- **TO DO**:
Identify the lines that contain the string "lang" and copy all of them.

----

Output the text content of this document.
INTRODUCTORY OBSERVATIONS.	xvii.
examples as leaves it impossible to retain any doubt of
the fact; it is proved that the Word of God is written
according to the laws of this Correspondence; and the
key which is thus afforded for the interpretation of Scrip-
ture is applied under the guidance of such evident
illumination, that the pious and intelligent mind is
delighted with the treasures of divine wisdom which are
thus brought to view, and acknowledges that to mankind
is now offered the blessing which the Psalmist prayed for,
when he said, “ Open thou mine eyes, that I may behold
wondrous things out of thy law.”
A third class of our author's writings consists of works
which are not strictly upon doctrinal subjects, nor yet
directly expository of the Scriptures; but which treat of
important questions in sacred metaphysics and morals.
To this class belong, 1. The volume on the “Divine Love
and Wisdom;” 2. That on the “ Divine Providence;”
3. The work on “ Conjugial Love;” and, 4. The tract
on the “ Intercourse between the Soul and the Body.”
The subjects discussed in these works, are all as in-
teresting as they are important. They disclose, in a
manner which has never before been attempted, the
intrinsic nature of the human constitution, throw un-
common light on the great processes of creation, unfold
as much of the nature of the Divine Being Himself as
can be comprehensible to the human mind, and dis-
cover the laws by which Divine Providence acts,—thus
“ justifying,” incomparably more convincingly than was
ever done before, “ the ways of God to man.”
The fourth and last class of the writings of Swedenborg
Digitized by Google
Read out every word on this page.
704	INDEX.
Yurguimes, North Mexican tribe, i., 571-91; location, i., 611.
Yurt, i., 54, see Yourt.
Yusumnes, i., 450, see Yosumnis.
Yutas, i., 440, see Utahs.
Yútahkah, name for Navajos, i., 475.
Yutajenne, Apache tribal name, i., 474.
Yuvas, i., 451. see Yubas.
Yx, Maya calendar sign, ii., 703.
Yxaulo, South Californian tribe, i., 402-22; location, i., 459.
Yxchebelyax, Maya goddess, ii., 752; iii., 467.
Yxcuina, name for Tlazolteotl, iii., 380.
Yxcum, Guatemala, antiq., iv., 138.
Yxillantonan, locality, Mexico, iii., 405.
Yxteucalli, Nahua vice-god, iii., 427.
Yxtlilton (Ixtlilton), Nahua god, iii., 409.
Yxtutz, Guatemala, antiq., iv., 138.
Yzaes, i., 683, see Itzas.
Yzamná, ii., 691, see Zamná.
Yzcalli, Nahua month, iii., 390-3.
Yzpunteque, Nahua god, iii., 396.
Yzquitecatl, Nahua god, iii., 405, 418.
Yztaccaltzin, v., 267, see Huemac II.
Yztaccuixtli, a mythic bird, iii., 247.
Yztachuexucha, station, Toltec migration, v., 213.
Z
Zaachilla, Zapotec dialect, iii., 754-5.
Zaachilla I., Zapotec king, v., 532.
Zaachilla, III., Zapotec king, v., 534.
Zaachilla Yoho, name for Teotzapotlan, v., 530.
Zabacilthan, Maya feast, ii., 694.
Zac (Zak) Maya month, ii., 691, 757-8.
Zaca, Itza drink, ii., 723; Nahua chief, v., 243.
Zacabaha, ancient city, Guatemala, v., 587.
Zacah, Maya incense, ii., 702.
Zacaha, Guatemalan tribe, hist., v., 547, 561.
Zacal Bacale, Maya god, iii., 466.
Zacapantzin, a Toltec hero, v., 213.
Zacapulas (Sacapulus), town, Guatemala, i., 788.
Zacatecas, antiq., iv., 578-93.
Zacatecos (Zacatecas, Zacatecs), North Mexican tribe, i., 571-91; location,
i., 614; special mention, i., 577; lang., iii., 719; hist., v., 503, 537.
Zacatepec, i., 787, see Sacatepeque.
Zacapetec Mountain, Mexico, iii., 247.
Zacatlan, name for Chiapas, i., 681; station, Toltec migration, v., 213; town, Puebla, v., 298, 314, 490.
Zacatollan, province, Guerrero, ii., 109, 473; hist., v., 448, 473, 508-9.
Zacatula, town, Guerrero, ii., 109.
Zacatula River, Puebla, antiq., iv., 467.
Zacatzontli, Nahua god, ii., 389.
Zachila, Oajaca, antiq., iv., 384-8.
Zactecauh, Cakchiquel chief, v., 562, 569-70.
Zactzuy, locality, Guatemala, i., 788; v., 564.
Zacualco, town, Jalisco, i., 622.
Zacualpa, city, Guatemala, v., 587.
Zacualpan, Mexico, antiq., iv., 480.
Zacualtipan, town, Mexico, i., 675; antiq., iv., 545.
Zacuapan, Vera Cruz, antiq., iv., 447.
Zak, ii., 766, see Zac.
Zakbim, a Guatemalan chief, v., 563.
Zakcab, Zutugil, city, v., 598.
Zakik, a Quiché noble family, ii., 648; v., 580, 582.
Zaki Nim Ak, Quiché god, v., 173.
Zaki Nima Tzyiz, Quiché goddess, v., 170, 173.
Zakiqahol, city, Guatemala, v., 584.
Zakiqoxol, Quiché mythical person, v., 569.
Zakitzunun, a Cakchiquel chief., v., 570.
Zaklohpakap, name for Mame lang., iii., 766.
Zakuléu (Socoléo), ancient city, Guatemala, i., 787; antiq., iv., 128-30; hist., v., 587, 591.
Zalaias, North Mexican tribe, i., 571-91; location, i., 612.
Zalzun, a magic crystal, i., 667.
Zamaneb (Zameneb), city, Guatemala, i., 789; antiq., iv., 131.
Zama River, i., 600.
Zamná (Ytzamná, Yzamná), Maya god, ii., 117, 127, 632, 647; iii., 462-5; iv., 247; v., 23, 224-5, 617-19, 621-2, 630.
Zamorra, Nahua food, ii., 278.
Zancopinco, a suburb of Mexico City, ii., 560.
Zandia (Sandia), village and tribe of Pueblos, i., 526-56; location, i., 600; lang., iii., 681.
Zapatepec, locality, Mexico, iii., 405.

----

- **EXPECTED ANSWER**:
i., 614; special mention, i., 577; lang., iii., 719; hist., v., 503, 537.
Zaklohpakap, name for Mame lang., iii., 766.
Zandia (Sandia), village and tribe of Pueblos, i., 526-56; location, i., 600; lang., iii., 681.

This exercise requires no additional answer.